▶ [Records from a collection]
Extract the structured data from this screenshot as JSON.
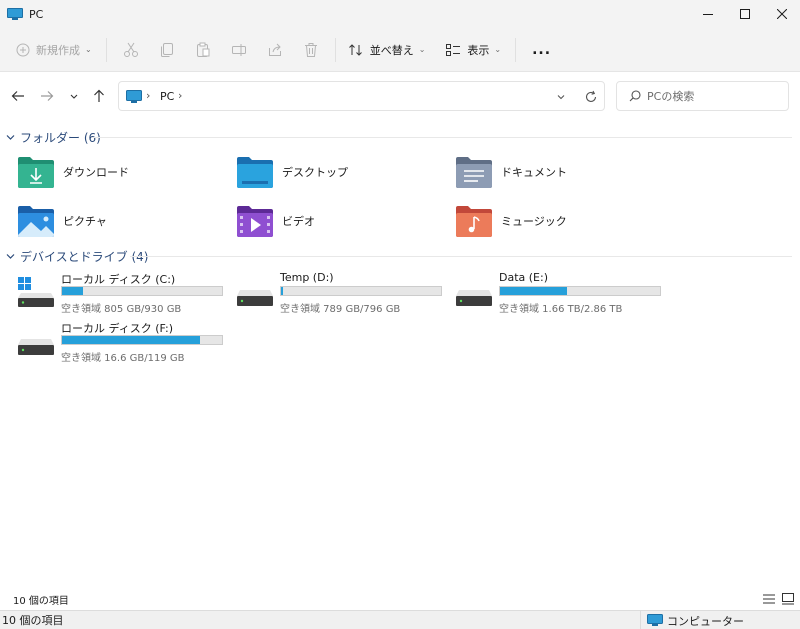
{
  "window": {
    "title": "PC"
  },
  "toolbar": {
    "new_label": "新規作成",
    "sort_label": "並べ替え",
    "view_label": "表示",
    "more_label": "..."
  },
  "address": {
    "location": "PC"
  },
  "search": {
    "placeholder": "PCの検索"
  },
  "folders_section": {
    "label": "フォルダー (6)"
  },
  "folders": [
    {
      "name": "ダウンロード",
      "icon": "downloads-folder-icon",
      "color": "#2fa98c"
    },
    {
      "name": "デスクトップ",
      "icon": "desktop-folder-icon",
      "color": "#2a9fd8"
    },
    {
      "name": "ドキュメント",
      "icon": "documents-folder-icon",
      "color": "#7f8fa6"
    },
    {
      "name": "ピクチャ",
      "icon": "pictures-folder-icon",
      "color": "#2a8ad4"
    },
    {
      "name": "ビデオ",
      "icon": "videos-folder-icon",
      "color": "#8a45c9"
    },
    {
      "name": "ミュージック",
      "icon": "music-folder-icon",
      "color": "#e0674f"
    }
  ],
  "drives_section": {
    "label": "デバイスとドライブ (4)"
  },
  "drives": [
    {
      "name": "ローカル ディスク (C:)",
      "free_text": "空き領域 805 GB/930 GB",
      "used_fraction": 0.13,
      "system": true
    },
    {
      "name": "Temp (D:)",
      "free_text": "空き領域 789 GB/796 GB",
      "used_fraction": 0.01,
      "system": false
    },
    {
      "name": "Data (E:)",
      "free_text": "空き領域 1.66 TB/2.86 TB",
      "used_fraction": 0.42,
      "system": false
    },
    {
      "name": "ローカル ディスク (F:)",
      "free_text": "空き領域 16.6 GB/119 GB",
      "used_fraction": 0.86,
      "system": false
    }
  ],
  "status": {
    "item_count": "10 個の項目",
    "bottom_count": "10 個の項目",
    "computer_label": "コンピューター"
  },
  "colors": {
    "accent": "#26a0da",
    "section_header": "#2b4a7a"
  }
}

▶ [TASK OBJECTIVE] Exclude every picture and copy the remaining data exactly.

▶ [WRITTEN ANSWER]
Extract the structured data from this screenshot as JSON.
{
  "window": {
    "title": "PC"
  },
  "toolbar": {
    "new_label": "新規作成",
    "sort_label": "並べ替え",
    "view_label": "表示",
    "more_label": "..."
  },
  "address": {
    "location": "PC"
  },
  "search": {
    "placeholder": "PCの検索"
  },
  "folders_section": {
    "label": "フォルダー (6)"
  },
  "folders": [
    {
      "name": "ダウンロード",
      "icon": "downloads-folder-icon",
      "color": "#2fa98c"
    },
    {
      "name": "デスクトップ",
      "icon": "desktop-folder-icon",
      "color": "#2a9fd8"
    },
    {
      "name": "ドキュメント",
      "icon": "documents-folder-icon",
      "color": "#7f8fa6"
    },
    {
      "name": "ピクチャ",
      "icon": "pictures-folder-icon",
      "color": "#2a8ad4"
    },
    {
      "name": "ビデオ",
      "icon": "videos-folder-icon",
      "color": "#8a45c9"
    },
    {
      "name": "ミュージック",
      "icon": "music-folder-icon",
      "color": "#e0674f"
    }
  ],
  "drives_section": {
    "label": "デバイスとドライブ (4)"
  },
  "drives": [
    {
      "name": "ローカル ディスク (C:)",
      "free_text": "空き領域 805 GB/930 GB",
      "used_fraction": 0.13,
      "system": true
    },
    {
      "name": "Temp (D:)",
      "free_text": "空き領域 789 GB/796 GB",
      "used_fraction": 0.01,
      "system": false
    },
    {
      "name": "Data (E:)",
      "free_text": "空き領域 1.66 TB/2.86 TB",
      "used_fraction": 0.42,
      "system": false
    },
    {
      "name": "ローカル ディスク (F:)",
      "free_text": "空き領域 16.6 GB/119 GB",
      "used_fraction": 0.86,
      "system": false
    }
  ],
  "status": {
    "item_count": "10 個の項目",
    "bottom_count": "10 個の項目",
    "computer_label": "コンピューター"
  },
  "colors": {
    "accent": "#26a0da",
    "section_header": "#2b4a7a"
  }
}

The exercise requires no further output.